Part of a data file
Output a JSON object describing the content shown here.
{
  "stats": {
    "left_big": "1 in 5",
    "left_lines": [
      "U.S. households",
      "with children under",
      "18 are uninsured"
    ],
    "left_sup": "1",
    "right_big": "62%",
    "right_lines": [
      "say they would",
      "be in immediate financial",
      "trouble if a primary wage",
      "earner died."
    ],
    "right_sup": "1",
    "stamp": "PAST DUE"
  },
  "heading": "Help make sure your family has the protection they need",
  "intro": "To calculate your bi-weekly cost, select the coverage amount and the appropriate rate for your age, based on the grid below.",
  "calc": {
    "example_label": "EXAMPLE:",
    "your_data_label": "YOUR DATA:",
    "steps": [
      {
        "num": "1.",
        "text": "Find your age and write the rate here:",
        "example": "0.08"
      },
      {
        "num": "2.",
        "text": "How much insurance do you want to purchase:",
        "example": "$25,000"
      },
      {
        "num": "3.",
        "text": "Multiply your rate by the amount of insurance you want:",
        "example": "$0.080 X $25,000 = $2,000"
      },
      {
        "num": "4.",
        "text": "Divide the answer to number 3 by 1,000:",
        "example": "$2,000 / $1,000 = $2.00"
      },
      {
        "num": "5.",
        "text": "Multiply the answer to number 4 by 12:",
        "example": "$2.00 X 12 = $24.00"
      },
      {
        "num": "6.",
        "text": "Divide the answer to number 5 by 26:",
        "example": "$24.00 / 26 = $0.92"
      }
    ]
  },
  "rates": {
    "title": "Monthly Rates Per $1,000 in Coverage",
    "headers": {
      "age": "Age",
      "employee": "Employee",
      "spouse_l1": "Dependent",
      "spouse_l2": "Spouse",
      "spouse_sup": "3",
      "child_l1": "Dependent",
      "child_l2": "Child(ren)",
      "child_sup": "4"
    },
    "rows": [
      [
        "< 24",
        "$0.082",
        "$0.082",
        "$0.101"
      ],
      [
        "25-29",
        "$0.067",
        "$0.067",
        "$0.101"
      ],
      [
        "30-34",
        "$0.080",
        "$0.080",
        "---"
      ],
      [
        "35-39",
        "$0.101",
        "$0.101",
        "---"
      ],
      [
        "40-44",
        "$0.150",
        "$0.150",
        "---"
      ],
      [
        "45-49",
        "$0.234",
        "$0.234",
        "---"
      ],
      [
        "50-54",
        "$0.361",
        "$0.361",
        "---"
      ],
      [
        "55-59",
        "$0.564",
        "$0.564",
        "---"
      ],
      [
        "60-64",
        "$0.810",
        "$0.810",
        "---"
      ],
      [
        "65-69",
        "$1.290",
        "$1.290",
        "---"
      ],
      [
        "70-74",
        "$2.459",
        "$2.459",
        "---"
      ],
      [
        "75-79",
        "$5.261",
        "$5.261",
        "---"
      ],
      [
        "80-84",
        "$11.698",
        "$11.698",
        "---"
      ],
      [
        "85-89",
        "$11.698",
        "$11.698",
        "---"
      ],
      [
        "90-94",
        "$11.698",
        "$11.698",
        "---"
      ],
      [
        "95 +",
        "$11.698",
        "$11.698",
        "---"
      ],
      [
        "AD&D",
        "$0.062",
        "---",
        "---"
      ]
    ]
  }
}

### [Aim]
Pull out each line of the listing that holds the string "Divide".

### [Correct output]
        "text": "Divide the answer to number 3 by 1,000:",
        "text": "Divide the answer to number 5 by 26:",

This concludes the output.